◆ Exercise requirements:
Write out all of the records precisely. Skip anything that is a picture.

◆ Saved data entries:
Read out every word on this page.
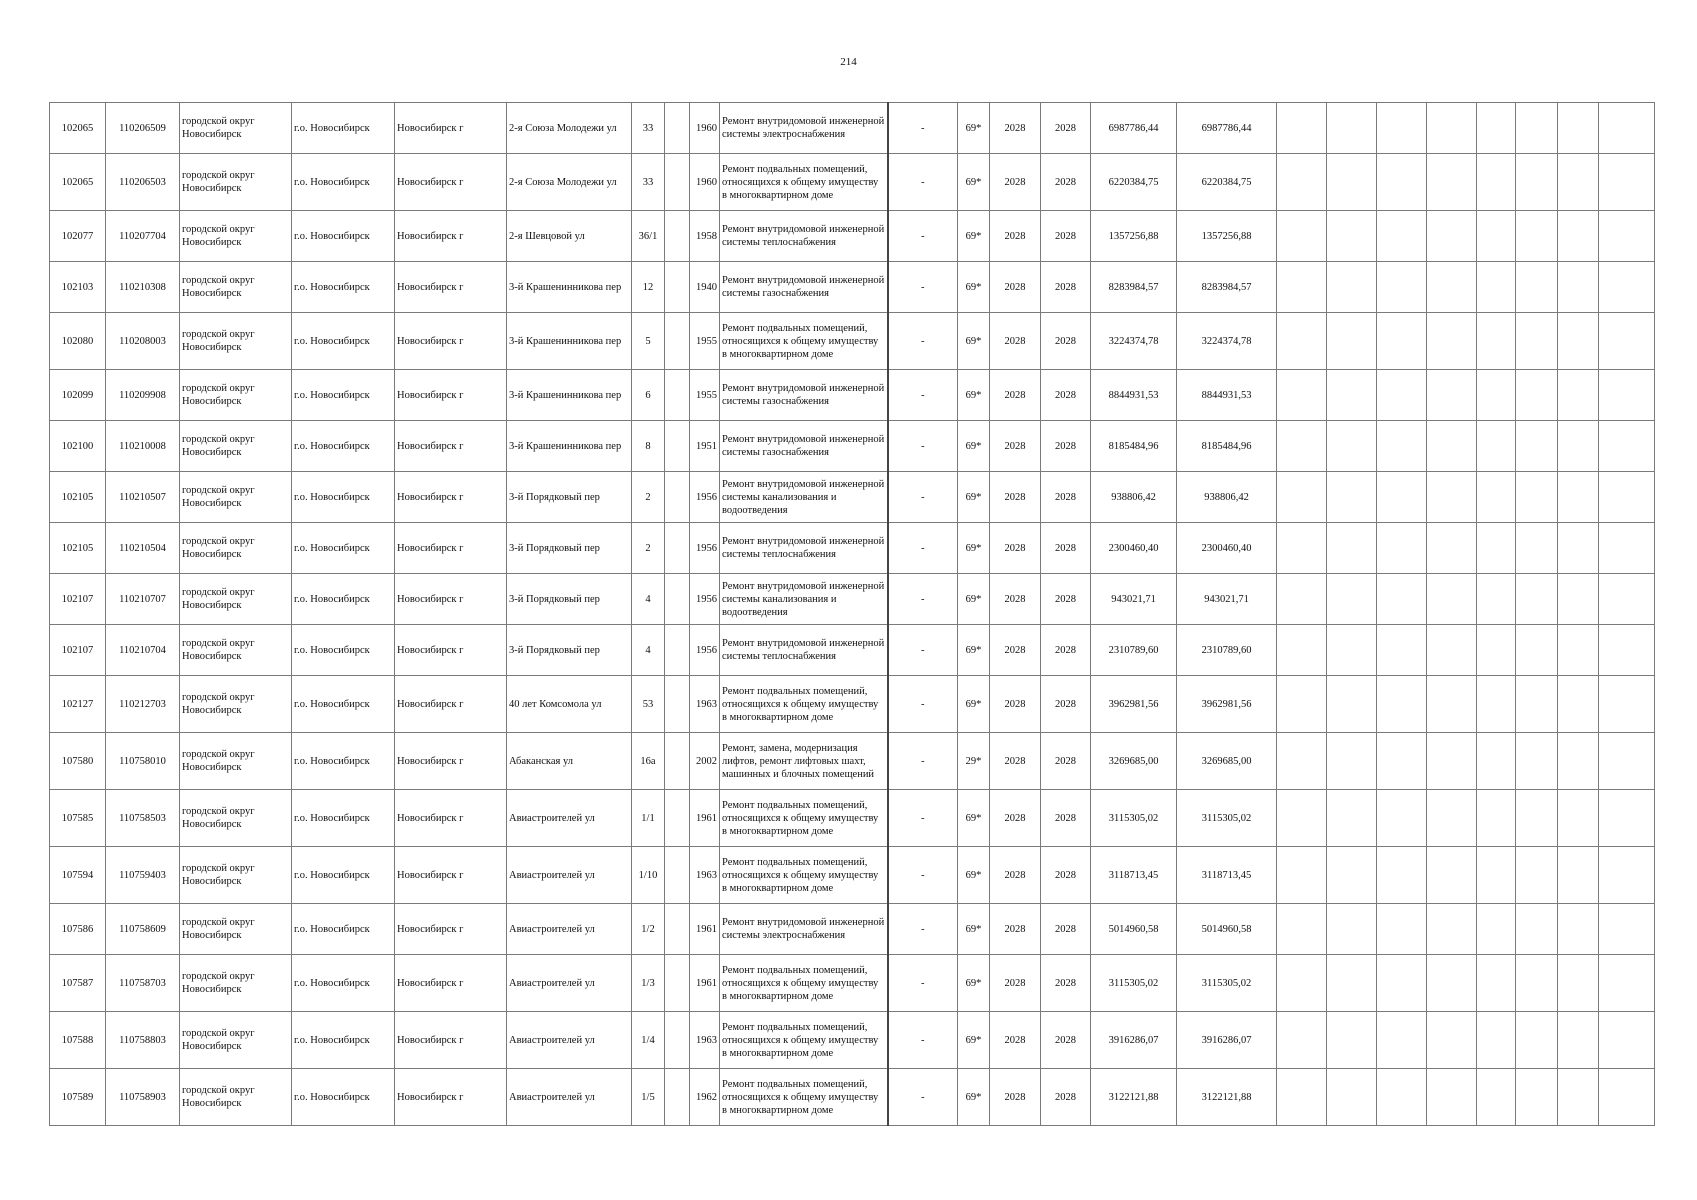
214
102065	110206509	городской округ Новосибирск	г.о. Новосибирск	Новосибирск г	2-я Союза Молодежи ул	33		1960	Ремонт внутридомовой инженерной системы электроснабжения	-	69*	2028	2028	6987786,44	6987786,44								
102065	110206503	городской округ Новосибирск	г.о. Новосибирск	Новосибирск г	2-я Союза Молодежи ул	33		1960	Ремонт подвальных помещений, относящихся к общему имуществу в многоквартирном доме	-	69*	2028	2028	6220384,75	6220384,75								
102077	110207704	городской округ Новосибирск	г.о. Новосибирск	Новосибирск г	2-я Шевцовой ул	36/1		1958	Ремонт внутридомовой инженерной системы теплоснабжения	-	69*	2028	2028	1357256,88	1357256,88								
102103	110210308	городской округ Новосибирск	г.о. Новосибирск	Новосибирск г	3-й Крашенинникова пер	12		1940	Ремонт внутридомовой инженерной системы газоснабжения	-	69*	2028	2028	8283984,57	8283984,57								
102080	110208003	городской округ Новосибирск	г.о. Новосибирск	Новосибирск г	3-й Крашенинникова пер	5		1955	Ремонт подвальных помещений, относящихся к общему имуществу в многоквартирном доме	-	69*	2028	2028	3224374,78	3224374,78								
102099	110209908	городской округ Новосибирск	г.о. Новосибирск	Новосибирск г	3-й Крашенинникова пер	6		1955	Ремонт внутридомовой инженерной системы газоснабжения	-	69*	2028	2028	8844931,53	8844931,53								
102100	110210008	городской округ Новосибирск	г.о. Новосибирск	Новосибирск г	3-й Крашенинникова пер	8		1951	Ремонт внутридомовой инженерной системы газоснабжения	-	69*	2028	2028	8185484,96	8185484,96								
102105	110210507	городской округ Новосибирск	г.о. Новосибирск	Новосибирск г	3-й Порядковый пер	2		1956	Ремонт внутридомовой инженерной системы канализования и водоотведения	-	69*	2028	2028	938806,42	938806,42								
102105	110210504	городской округ Новосибирск	г.о. Новосибирск	Новосибирск г	3-й Порядковый пер	2		1956	Ремонт внутридомовой инженерной системы теплоснабжения	-	69*	2028	2028	2300460,40	2300460,40								
102107	110210707	городской округ Новосибирск	г.о. Новосибирск	Новосибирск г	3-й Порядковый пер	4		1956	Ремонт внутридомовой инженерной системы канализования и водоотведения	-	69*	2028	2028	943021,71	943021,71								
102107	110210704	городской округ Новосибирск	г.о. Новосибирск	Новосибирск г	3-й Порядковый пер	4		1956	Ремонт внутридомовой инженерной системы теплоснабжения	-	69*	2028	2028	2310789,60	2310789,60								
102127	110212703	городской округ Новосибирск	г.о. Новосибирск	Новосибирск г	40 лет Комсомола ул	53		1963	Ремонт подвальных помещений, относящихся к общему имуществу в многоквартирном доме	-	69*	2028	2028	3962981,56	3962981,56								
107580	110758010	городской округ Новосибирск	г.о. Новосибирск	Новосибирск г	Абаканская ул	16а		2002	Ремонт, замена, модернизация лифтов, ремонт лифтовых шахт, машинных и блочных помещений	-	29*	2028	2028	3269685,00	3269685,00								
107585	110758503	городской округ Новосибирск	г.о. Новосибирск	Новосибирск г	Авиастроителей ул	1/1		1961	Ремонт подвальных помещений, относящихся к общему имуществу в многоквартирном доме	-	69*	2028	2028	3115305,02	3115305,02								
107594	110759403	городской округ Новосибирск	г.о. Новосибирск	Новосибирск г	Авиастроителей ул	1/10		1963	Ремонт подвальных помещений, относящихся к общему имуществу в многоквартирном доме	-	69*	2028	2028	3118713,45	3118713,45								
107586	110758609	городской округ Новосибирск	г.о. Новосибирск	Новосибирск г	Авиастроителей ул	1/2		1961	Ремонт внутридомовой инженерной системы электроснабжения	-	69*	2028	2028	5014960,58	5014960,58								
107587	110758703	городской округ Новосибирск	г.о. Новосибирск	Новосибирск г	Авиастроителей ул	1/3		1961	Ремонт подвальных помещений, относящихся к общему имуществу в многоквартирном доме	-	69*	2028	2028	3115305,02	3115305,02								
107588	110758803	городской округ Новосибирск	г.о. Новосибирск	Новосибирск г	Авиастроителей ул	1/4		1963	Ремонт подвальных помещений, относящихся к общему имуществу в многоквартирном доме	-	69*	2028	2028	3916286,07	3916286,07								
107589	110758903	городской округ Новосибирск	г.о. Новосибирск	Новосибирск г	Авиастроителей ул	1/5		1962	Ремонт подвальных помещений, относящихся к общему имуществу в многоквартирном доме	-	69*	2028	2028	3122121,88	3122121,88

◆ Exercise answer:
Read out every word on this page.
214
102065	110206509	городской округ Новосибирск	г.о. Новосибирск	Новосибирск г	2-я Союза Молодежи ул	33		1960	Ремонт внутридомовой инженерной системы электроснабжения	-	69*	2028	2028	6987786,44	6987786,44								
102065	110206503	городской округ Новосибирск	г.о. Новосибирск	Новосибирск г	2-я Союза Молодежи ул	33		1960	Ремонт подвальных помещений, относящихся к общему имуществу в многоквартирном доме	-	69*	2028	2028	6220384,75	6220384,75								
102077	110207704	городской округ Новосибирск	г.о. Новосибирск	Новосибирск г	2-я Шевцовой ул	36/1		1958	Ремонт внутридомовой инженерной системы теплоснабжения	-	69*	2028	2028	1357256,88	1357256,88								
102103	110210308	городской округ Новосибирск	г.о. Новосибирск	Новосибирск г	3-й Крашенинникова пер	12		1940	Ремонт внутридомовой инженерной системы газоснабжения	-	69*	2028	2028	8283984,57	8283984,57								
102080	110208003	городской округ Новосибирск	г.о. Новосибирск	Новосибирск г	3-й Крашенинникова пер	5		1955	Ремонт подвальных помещений, относящихся к общему имуществу в многоквартирном доме	-	69*	2028	2028	3224374,78	3224374,78								
102099	110209908	городской округ Новосибирск	г.о. Новосибирск	Новосибирск г	3-й Крашенинникова пер	6		1955	Ремонт внутридомовой инженерной системы газоснабжения	-	69*	2028	2028	8844931,53	8844931,53								
102100	110210008	городской округ Новосибирск	г.о. Новосибирск	Новосибирск г	3-й Крашенинникова пер	8		1951	Ремонт внутридомовой инженерной системы газоснабжения	-	69*	2028	2028	8185484,96	8185484,96								
102105	110210507	городской округ Новосибирск	г.о. Новосибирск	Новосибирск г	3-й Порядковый пер	2		1956	Ремонт внутридомовой инженерной системы канализования и водоотведения	-	69*	2028	2028	938806,42	938806,42								
102105	110210504	городской округ Новосибирск	г.о. Новосибирск	Новосибирск г	3-й Порядковый пер	2		1956	Ремонт внутридомовой инженерной системы теплоснабжения	-	69*	2028	2028	2300460,40	2300460,40								
102107	110210707	городской округ Новосибирск	г.о. Новосибирск	Новосибирск г	3-й Порядковый пер	4		1956	Ремонт внутридомовой инженерной системы канализования и водоотведения	-	69*	2028	2028	943021,71	943021,71								
102107	110210704	городской округ Новосибирск	г.о. Новосибирск	Новосибирск г	3-й Порядковый пер	4		1956	Ремонт внутридомовой инженерной системы теплоснабжения	-	69*	2028	2028	2310789,60	2310789,60								
102127	110212703	городской округ Новосибирск	г.о. Новосибирск	Новосибирск г	40 лет Комсомола ул	53		1963	Ремонт подвальных помещений, относящихся к общему имуществу в многоквартирном доме	-	69*	2028	2028	3962981,56	3962981,56								
107580	110758010	городской округ Новосибирск	г.о. Новосибирск	Новосибирск г	Абаканская ул	16а		2002	Ремонт, замена, модернизация лифтов, ремонт лифтовых шахт, машинных и блочных помещений	-	29*	2028	2028	3269685,00	3269685,00								
107585	110758503	городской округ Новосибирск	г.о. Новосибирск	Новосибирск г	Авиастроителей ул	1/1		1961	Ремонт подвальных помещений, относящихся к общему имуществу в многоквартирном доме	-	69*	2028	2028	3115305,02	3115305,02								
107594	110759403	городской округ Новосибирск	г.о. Новосибирск	Новосибирск г	Авиастроителей ул	1/10		1963	Ремонт подвальных помещений, относящихся к общему имуществу в многоквартирном доме	-	69*	2028	2028	3118713,45	3118713,45								
107586	110758609	городской округ Новосибирск	г.о. Новосибирск	Новосибирск г	Авиастроителей ул	1/2		1961	Ремонт внутридомовой инженерной системы электроснабжения	-	69*	2028	2028	5014960,58	5014960,58								
107587	110758703	городской округ Новосибирск	г.о. Новосибирск	Новосибирск г	Авиастроителей ул	1/3		1961	Ремонт подвальных помещений, относящихся к общему имуществу в многоквартирном доме	-	69*	2028	2028	3115305,02	3115305,02								
107588	110758803	городской округ Новосибирск	г.о. Новосибирск	Новосибирск г	Авиастроителей ул	1/4		1963	Ремонт подвальных помещений, относящихся к общему имуществу в многоквартирном доме	-	69*	2028	2028	3916286,07	3916286,07								
107589	110758903	городской округ Новосибирск	г.о. Новосибирск	Новосибирск г	Авиастроителей ул	1/5		1962	Ремонт подвальных помещений, относящихся к общему имуществу в многоквартирном доме	-	69*	2028	2028	3122121,88	3122121,88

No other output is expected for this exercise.